DATA EXTRACT>

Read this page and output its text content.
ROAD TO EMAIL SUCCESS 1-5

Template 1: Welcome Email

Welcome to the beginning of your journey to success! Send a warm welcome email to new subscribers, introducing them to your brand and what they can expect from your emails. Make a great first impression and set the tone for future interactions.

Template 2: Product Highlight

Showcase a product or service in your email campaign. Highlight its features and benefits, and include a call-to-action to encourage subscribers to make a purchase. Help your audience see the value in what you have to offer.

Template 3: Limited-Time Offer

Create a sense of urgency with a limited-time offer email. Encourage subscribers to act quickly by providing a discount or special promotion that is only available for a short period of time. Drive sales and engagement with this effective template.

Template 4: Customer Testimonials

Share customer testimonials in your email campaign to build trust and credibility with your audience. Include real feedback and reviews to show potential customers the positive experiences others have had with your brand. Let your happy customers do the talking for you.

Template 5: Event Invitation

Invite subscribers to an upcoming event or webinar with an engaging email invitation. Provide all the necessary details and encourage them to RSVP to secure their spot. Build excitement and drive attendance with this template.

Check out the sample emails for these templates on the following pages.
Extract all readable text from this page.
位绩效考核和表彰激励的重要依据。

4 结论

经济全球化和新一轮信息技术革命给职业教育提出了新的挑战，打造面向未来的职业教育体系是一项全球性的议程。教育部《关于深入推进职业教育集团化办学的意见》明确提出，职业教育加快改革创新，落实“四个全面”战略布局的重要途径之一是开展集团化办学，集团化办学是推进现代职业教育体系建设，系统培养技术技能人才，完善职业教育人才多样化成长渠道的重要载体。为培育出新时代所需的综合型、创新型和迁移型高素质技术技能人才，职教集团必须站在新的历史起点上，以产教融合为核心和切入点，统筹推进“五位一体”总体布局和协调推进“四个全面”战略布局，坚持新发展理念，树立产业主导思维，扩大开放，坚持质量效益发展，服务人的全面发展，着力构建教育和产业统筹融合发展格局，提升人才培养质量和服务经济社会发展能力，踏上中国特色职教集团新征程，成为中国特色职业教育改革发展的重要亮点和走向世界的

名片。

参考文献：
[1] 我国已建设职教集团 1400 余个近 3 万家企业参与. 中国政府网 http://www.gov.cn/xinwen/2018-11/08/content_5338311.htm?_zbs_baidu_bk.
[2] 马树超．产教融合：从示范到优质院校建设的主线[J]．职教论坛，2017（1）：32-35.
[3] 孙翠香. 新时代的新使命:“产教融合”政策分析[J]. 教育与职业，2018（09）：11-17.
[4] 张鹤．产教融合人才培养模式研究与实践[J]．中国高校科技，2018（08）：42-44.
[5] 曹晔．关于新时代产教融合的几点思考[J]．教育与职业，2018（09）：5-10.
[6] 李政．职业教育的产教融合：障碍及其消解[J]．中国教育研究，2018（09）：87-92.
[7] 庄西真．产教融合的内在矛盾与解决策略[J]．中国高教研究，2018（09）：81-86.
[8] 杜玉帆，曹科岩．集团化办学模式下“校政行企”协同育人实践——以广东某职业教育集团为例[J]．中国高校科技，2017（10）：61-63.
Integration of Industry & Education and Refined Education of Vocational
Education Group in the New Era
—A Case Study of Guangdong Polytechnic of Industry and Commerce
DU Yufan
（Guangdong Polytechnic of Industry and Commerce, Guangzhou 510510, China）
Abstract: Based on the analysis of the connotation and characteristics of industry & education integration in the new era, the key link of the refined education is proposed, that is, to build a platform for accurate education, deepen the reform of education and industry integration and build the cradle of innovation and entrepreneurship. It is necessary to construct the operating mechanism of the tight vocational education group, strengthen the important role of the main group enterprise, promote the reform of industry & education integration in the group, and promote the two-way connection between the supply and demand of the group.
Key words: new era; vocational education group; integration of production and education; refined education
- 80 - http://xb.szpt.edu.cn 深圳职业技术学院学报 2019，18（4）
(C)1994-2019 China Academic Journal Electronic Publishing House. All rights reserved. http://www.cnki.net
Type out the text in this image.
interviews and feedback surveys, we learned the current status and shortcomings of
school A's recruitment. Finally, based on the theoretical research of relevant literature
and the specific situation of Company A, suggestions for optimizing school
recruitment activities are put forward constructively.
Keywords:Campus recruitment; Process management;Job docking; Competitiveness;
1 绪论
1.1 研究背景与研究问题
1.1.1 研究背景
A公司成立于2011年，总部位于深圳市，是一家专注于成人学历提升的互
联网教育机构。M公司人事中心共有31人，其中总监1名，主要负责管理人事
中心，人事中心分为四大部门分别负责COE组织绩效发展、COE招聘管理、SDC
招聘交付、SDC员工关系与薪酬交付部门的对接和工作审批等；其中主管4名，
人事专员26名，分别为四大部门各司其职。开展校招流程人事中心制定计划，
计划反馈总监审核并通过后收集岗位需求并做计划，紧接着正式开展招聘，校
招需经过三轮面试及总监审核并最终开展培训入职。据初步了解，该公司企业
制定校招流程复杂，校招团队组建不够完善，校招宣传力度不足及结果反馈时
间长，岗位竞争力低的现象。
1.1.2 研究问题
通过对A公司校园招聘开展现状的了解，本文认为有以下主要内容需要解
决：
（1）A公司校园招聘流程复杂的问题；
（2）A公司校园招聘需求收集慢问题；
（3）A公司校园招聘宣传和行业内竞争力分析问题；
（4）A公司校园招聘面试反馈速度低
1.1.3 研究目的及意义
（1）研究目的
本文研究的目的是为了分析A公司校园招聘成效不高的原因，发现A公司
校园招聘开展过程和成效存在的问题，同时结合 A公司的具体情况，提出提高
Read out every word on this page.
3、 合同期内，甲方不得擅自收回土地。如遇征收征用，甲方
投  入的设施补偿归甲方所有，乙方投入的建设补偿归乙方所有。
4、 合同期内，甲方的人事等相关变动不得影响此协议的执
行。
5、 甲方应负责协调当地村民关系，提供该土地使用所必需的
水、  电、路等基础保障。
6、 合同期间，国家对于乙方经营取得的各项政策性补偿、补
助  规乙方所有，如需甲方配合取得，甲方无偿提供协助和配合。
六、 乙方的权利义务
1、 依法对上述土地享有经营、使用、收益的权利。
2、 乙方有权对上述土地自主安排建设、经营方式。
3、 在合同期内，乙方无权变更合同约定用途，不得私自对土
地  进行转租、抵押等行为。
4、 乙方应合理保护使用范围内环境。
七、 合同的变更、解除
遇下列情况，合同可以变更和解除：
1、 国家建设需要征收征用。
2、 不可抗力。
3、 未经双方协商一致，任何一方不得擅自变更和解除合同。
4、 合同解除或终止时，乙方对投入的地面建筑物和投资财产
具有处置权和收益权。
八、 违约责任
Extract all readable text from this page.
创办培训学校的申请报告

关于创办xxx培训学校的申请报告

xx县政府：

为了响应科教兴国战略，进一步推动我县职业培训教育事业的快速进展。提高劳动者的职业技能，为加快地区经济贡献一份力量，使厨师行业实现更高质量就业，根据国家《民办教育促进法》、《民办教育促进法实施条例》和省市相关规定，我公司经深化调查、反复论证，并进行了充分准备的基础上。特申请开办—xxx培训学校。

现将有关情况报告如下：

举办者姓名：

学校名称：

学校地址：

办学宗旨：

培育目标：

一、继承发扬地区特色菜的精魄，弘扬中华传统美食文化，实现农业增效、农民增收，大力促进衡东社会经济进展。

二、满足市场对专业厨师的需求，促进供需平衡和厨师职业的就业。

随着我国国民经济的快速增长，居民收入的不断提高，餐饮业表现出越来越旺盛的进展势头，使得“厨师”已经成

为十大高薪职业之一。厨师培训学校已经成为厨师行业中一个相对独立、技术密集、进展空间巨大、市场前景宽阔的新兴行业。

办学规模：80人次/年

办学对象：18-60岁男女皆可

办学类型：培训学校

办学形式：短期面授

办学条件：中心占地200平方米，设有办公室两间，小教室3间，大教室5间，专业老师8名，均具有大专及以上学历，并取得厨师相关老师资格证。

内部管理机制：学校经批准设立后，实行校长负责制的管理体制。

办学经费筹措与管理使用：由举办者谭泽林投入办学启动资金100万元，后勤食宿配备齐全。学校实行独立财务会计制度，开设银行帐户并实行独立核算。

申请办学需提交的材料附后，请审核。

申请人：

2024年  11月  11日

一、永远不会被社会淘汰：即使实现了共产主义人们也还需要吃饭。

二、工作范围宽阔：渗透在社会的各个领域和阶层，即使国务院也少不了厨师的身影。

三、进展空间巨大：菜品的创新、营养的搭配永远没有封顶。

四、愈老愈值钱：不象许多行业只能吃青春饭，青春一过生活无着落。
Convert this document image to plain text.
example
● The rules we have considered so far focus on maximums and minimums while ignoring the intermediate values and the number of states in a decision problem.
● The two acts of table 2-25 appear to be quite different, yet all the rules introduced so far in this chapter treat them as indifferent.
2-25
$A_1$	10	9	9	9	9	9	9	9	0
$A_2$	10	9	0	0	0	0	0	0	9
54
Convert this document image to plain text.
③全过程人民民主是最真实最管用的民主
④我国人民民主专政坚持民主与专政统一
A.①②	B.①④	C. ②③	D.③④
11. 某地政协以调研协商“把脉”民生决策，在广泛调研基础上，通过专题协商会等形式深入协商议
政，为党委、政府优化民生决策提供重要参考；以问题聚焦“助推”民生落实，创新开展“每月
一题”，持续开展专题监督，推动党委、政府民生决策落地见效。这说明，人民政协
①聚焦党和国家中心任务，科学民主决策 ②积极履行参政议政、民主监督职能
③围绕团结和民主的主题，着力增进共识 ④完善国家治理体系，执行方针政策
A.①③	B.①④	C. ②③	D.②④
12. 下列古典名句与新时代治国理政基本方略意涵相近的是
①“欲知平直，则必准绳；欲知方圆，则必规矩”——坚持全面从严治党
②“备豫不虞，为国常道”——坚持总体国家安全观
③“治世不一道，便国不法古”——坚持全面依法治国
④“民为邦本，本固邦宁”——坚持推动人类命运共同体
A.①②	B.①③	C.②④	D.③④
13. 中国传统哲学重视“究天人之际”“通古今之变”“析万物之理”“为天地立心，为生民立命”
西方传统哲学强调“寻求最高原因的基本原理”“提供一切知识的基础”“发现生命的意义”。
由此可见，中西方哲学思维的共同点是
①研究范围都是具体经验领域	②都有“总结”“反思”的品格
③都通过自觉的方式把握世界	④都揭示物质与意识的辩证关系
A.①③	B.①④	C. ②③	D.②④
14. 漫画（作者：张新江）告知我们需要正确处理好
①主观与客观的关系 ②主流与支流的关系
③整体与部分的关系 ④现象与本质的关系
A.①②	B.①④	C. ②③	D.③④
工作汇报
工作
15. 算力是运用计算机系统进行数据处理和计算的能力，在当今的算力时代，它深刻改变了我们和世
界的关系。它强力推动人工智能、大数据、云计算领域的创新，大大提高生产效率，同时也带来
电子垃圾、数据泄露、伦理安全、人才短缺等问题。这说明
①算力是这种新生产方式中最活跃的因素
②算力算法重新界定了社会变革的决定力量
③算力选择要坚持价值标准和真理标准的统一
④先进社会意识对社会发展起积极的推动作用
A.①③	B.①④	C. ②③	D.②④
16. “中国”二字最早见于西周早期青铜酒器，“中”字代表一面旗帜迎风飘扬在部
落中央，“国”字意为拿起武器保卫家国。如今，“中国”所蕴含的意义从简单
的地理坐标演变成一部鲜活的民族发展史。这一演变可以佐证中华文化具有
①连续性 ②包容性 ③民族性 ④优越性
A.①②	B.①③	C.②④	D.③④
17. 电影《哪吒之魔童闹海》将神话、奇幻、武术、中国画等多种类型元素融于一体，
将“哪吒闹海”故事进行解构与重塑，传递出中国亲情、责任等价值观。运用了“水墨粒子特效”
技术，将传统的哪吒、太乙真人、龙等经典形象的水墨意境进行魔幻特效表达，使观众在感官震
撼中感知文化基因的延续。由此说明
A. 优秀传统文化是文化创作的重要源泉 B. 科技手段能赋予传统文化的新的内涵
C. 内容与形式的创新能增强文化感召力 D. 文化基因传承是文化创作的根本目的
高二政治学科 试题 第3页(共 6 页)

TO DO> Scan the records above and report how many lines include the word "进展空间巨大", without any other text.

REPLY> 2